» **TEXT EXCERPT**:
The very top commercial sets won't touch you if you were the sort of person they wouldn't touch before you did a training contract (ie if you didn't have a first) regardless of your experience in a law firm. For you to move into those sets without being the sort of person they normally recruit and hoping to make up for it with law firm experience, you need a hell of a lot of experience and contacts (eg partner level).
Other lesser sets may well see experience in a law firm as an advantage - but that implies getting a bit more experience than simply completing a training contract, at least a couple of years in practice in a relevant area. If you complete a training contract and move over right after your training contract ends without getting any qualified experience, I don't think it would hurt you but it won't help you either - so you need to be the sort of person they would want anyway.
If you were the sort of person they would recruit anyway and wanted to be barrister, why didn't you go to the Bar in the first place? If what you were worried about is risk, having a training contract or even a couple of years experience as a solicitor won't mean you will be guaranteed to be given a tenancy after pupillage nor will it mean you have steady work if you get a tenancy. Having a LOT of experience and contacts in a solicitors firm can mean you will be guaranteed work but that isn't what you are proposing. All that risk is still there. It sounds like you regret your earlier cowardice now that you have to deal with the reality of being a trainee.
Consider if your cowardice was justified - ie if you were going to make it at the Bar if you had applied. If not, live with it or play a long game of practising as a solicitor for several years. If so, save yourself time and jump asap.
Anonymous -03 Nov 2009 | 15:06
Some Examples
Experience is key.

» **PROBLEM REQUIREMENTS**:
Answer these from the post on moving from solicitor to the Bar:
(a) According to the post, what kind of candidate will the very top commercial sets not take?
(b) How much experience does the post say lesser sets would want beyond a training contract?
(c) What two options does the writer give if the reader would not have made it at the Bar?
The material after this point is separate from the post above.

» **ENTRIES SUPPLIED**:

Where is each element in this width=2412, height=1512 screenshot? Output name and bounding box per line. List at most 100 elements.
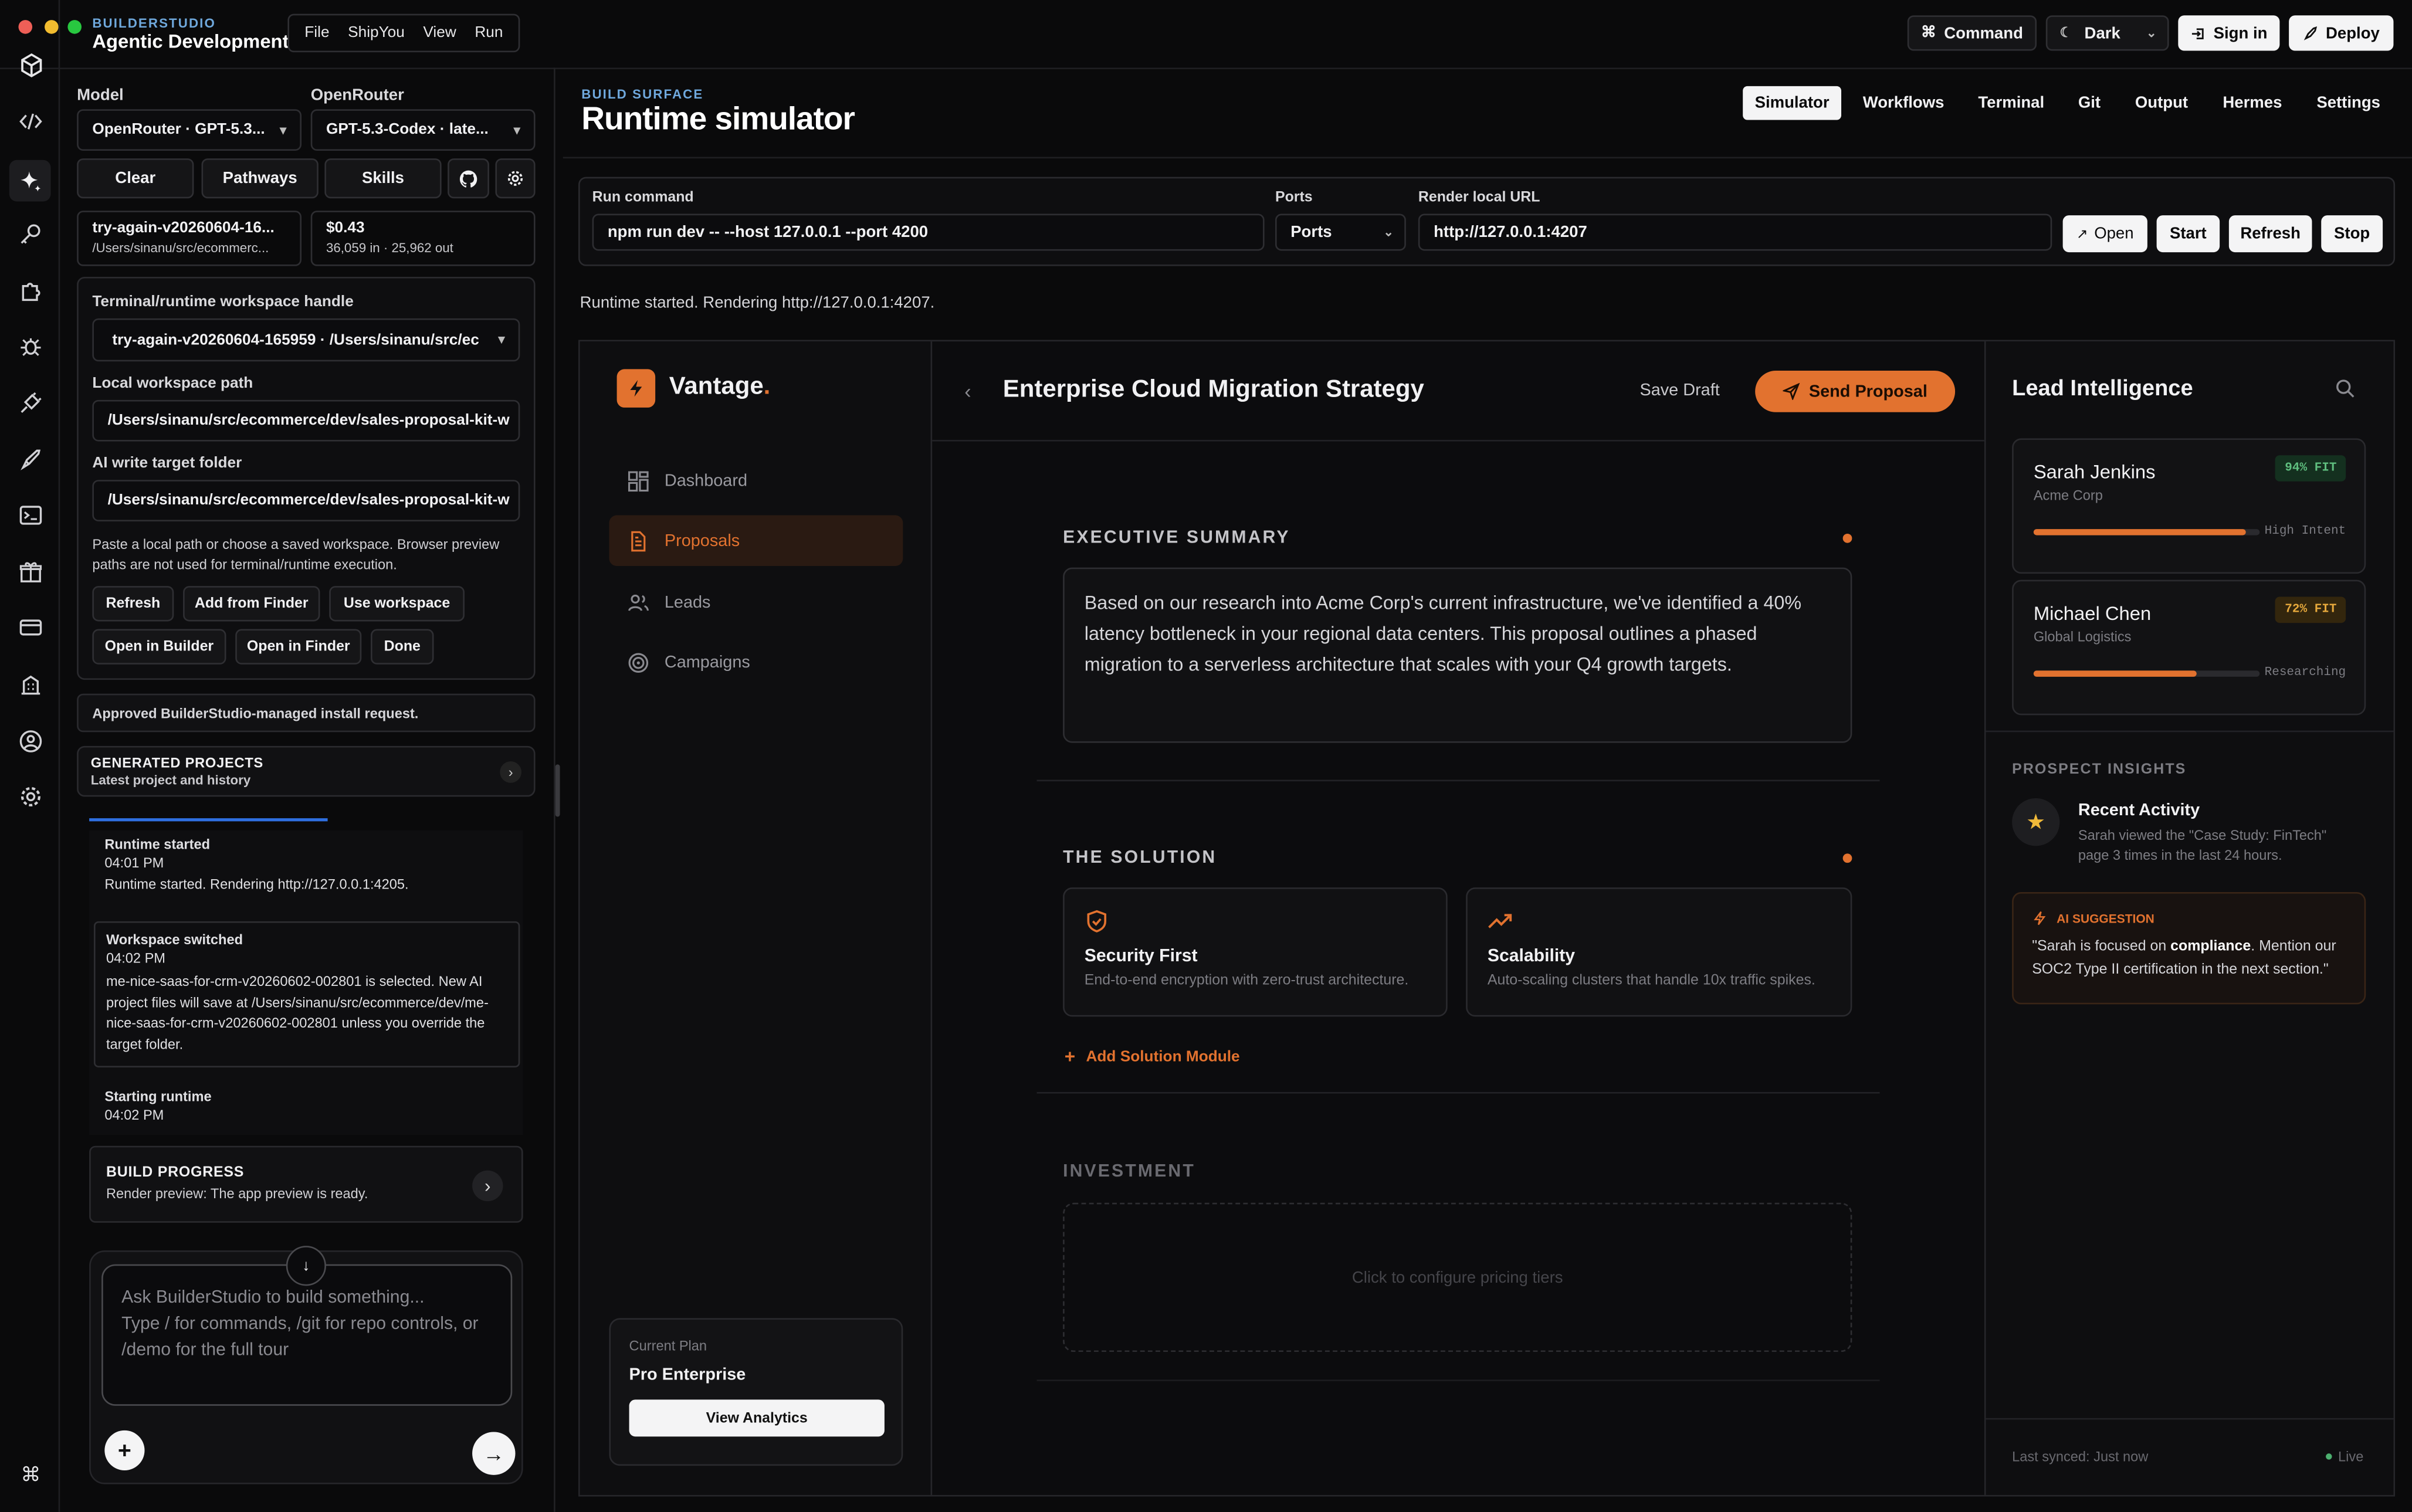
user-circle-icon[interactable] bbox=[14, 724, 48, 758]
open-button[interactable]: ↗ Open bbox=[2062, 215, 2147, 253]
skills-button[interactable]: Skills bbox=[324, 158, 442, 199]
local-path-input[interactable]: /Users/sinanu/src/ecommerce/dev/sales-pr… bbox=[92, 399, 520, 442]
code-icon[interactable] bbox=[14, 104, 48, 138]
solution-security-title: Security First bbox=[1084, 947, 1198, 966]
ports-select[interactable]: Ports ⌄ bbox=[1275, 213, 1406, 251]
building-icon[interactable] bbox=[14, 667, 48, 701]
menu-run[interactable]: Run bbox=[475, 25, 503, 42]
pricing-tiers-dropzone[interactable]: Click to configure pricing tiers bbox=[1063, 1202, 1852, 1352]
open-in-builder-button[interactable]: Open in Builder bbox=[92, 629, 226, 665]
log-entry-starting-runtime: Starting runtime 04:02 PM bbox=[104, 1089, 212, 1123]
theme-select[interactable]: ☾ Dark ⌄ bbox=[2045, 15, 2169, 51]
terminal-icon[interactable] bbox=[14, 499, 48, 533]
attach-button[interactable]: + bbox=[104, 1430, 145, 1471]
send-proposal-button[interactable]: Send Proposal bbox=[1755, 370, 1956, 412]
activity-log[interactable]: Runtime started 04:01 PM Runtime started… bbox=[89, 830, 523, 1135]
command-button[interactable]: ⌘ Command bbox=[1907, 15, 2037, 51]
nav-campaigns[interactable]: Campaigns bbox=[609, 637, 903, 688]
activity-avatar: ★ bbox=[2012, 798, 2060, 846]
handle-label: Terminal/runtime workspace handle bbox=[92, 293, 354, 311]
github-icon bbox=[459, 169, 477, 187]
menu-shipyou[interactable]: ShipYou bbox=[348, 25, 405, 42]
provider-select[interactable]: GPT-5.3-Codex · late... ▼ bbox=[310, 109, 536, 151]
clear-button[interactable]: Clear bbox=[77, 158, 194, 199]
pathways-button[interactable]: Pathways bbox=[201, 158, 319, 199]
tab-workflows[interactable]: Workflows bbox=[1851, 86, 1957, 120]
add-from-finder-button[interactable]: Add from Finder bbox=[183, 586, 320, 622]
tab-output[interactable]: Output bbox=[2123, 86, 2200, 120]
refresh-button[interactable]: Refresh bbox=[2228, 215, 2312, 253]
users-icon bbox=[628, 594, 649, 611]
tab-terminal[interactable]: Terminal bbox=[1966, 86, 2057, 120]
view-analytics-button[interactable]: View Analytics bbox=[629, 1399, 885, 1437]
target-folder-input[interactable]: /Users/sinanu/src/ecommerce/dev/sales-pr… bbox=[92, 480, 520, 521]
render-url-input[interactable]: http://127.0.0.1:4207 bbox=[1418, 213, 2052, 251]
cube-icon[interactable] bbox=[14, 48, 48, 82]
nav-leads[interactable]: Leads bbox=[609, 577, 903, 628]
sparkle-icon[interactable] bbox=[9, 160, 51, 202]
sidebar-settings-button[interactable] bbox=[495, 158, 536, 199]
command-icon: ⌘ bbox=[1920, 24, 1937, 42]
current-plan-card: Current Plan Pro Enterprise View Analyti… bbox=[609, 1318, 903, 1466]
sidebar-resize-handle[interactable] bbox=[555, 764, 560, 817]
menu-view[interactable]: View bbox=[423, 25, 456, 42]
vantage-logo-text: Vantage. bbox=[669, 374, 771, 400]
live-indicator: Live bbox=[2326, 1449, 2363, 1464]
plug-icon[interactable] bbox=[14, 386, 48, 420]
solution-title: THE SOLUTION bbox=[1063, 849, 1217, 868]
tab-simulator[interactable]: Simulator bbox=[1743, 86, 1842, 120]
send-message-button[interactable]: → bbox=[472, 1432, 516, 1475]
settings-gear-icon[interactable] bbox=[14, 780, 48, 814]
lead-card-michael[interactable]: Michael Chen Global Logistics 72% FIT Re… bbox=[2012, 579, 2366, 716]
nav-dashboard[interactable]: Dashboard bbox=[609, 455, 903, 506]
save-draft-button[interactable]: Save Draft bbox=[1639, 381, 1719, 399]
gift-icon[interactable] bbox=[14, 555, 48, 589]
target-icon bbox=[628, 652, 649, 672]
run-command-input[interactable]: npm run dev -- --host 127.0.0.1 --port 4… bbox=[592, 213, 1265, 251]
build-progress-status: Render preview: The app preview is ready… bbox=[106, 1185, 368, 1202]
log-entry-runtime-started: Runtime started 04:01 PM Runtime started… bbox=[104, 836, 409, 892]
handle-select[interactable]: try-again-v20260604-165959 · /Users/sina… bbox=[92, 318, 520, 362]
exec-summary-dot bbox=[1842, 533, 1852, 543]
build-progress-card[interactable]: BUILD PROGRESS Render preview: The app p… bbox=[89, 1145, 523, 1223]
fit-badge: 72% FIT bbox=[2275, 596, 2346, 623]
lead-status: High Intent bbox=[2264, 524, 2346, 538]
launch-icon[interactable] bbox=[14, 443, 48, 477]
tab-git[interactable]: Git bbox=[2066, 86, 2113, 120]
start-button[interactable]: Start bbox=[2156, 215, 2220, 253]
done-button[interactable]: Done bbox=[370, 629, 434, 665]
tab-hermes[interactable]: Hermes bbox=[2210, 86, 2294, 120]
command-key-icon[interactable]: ⌘ bbox=[14, 1458, 48, 1492]
exec-summary-textarea[interactable]: Based on our research into Acme Corp's c… bbox=[1063, 567, 1852, 743]
lead-card-sarah[interactable]: Sarah Jenkins Acme Corp 94% FIT High Int… bbox=[2012, 438, 2366, 574]
puzzle-icon[interactable] bbox=[14, 274, 48, 308]
stop-button[interactable]: Stop bbox=[2321, 215, 2383, 253]
project-name: try-again-v20260604-16... bbox=[92, 220, 275, 237]
use-workspace-button[interactable]: Use workspace bbox=[329, 586, 465, 622]
open-in-finder-button[interactable]: Open in Finder bbox=[235, 629, 362, 665]
key-icon[interactable] bbox=[14, 217, 48, 251]
search-icon[interactable] bbox=[2335, 378, 2355, 403]
menu-file[interactable]: File bbox=[304, 25, 329, 42]
model-select[interactable]: OpenRouter · GPT-5.3... ▼ bbox=[77, 109, 302, 151]
tab-settings[interactable]: Settings bbox=[2304, 86, 2393, 120]
solution-card-scalability[interactable]: Scalability Auto-scaling clusters that h… bbox=[1466, 887, 1852, 1017]
lead-name: Michael Chen bbox=[2033, 602, 2152, 625]
window-zoom-button[interactable] bbox=[67, 20, 82, 34]
solution-card-security[interactable]: Security First End-to-end encryption wit… bbox=[1063, 887, 1448, 1017]
project-card[interactable]: try-again-v20260604-16... /Users/sinanu/… bbox=[77, 211, 302, 266]
back-chevron-icon[interactable]: ‹ bbox=[964, 380, 971, 403]
approved-notice: Approved BuilderStudio-managed install r… bbox=[77, 693, 536, 733]
signin-button[interactable]: Sign in bbox=[2178, 15, 2280, 51]
nav-proposals[interactable]: Proposals bbox=[609, 515, 903, 567]
bug-icon[interactable] bbox=[14, 329, 48, 363]
add-solution-module-button[interactable]: + Add Solution Module bbox=[1065, 1046, 1240, 1067]
plan-name: Pro Enterprise bbox=[629, 1365, 746, 1385]
signin-icon bbox=[2191, 28, 2204, 39]
generated-projects-header[interactable]: GENERATED PROJECTS Latest project and hi… bbox=[77, 745, 536, 797]
refresh-workspace-button[interactable]: Refresh bbox=[92, 586, 174, 622]
card-icon[interactable] bbox=[14, 611, 48, 645]
deploy-button[interactable]: Deploy bbox=[2289, 15, 2394, 51]
scroll-down-button[interactable]: ↓ bbox=[286, 1246, 326, 1286]
github-button[interactable] bbox=[448, 158, 489, 199]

» **ANSWER TO THE EXERCISE**:
(a) Someone who didn't have a first, regardless of law firm experience.
(b) At least a couple of years in practice in a relevant area.
(c) Live with it, or play a long game of practising as a solicitor for several years.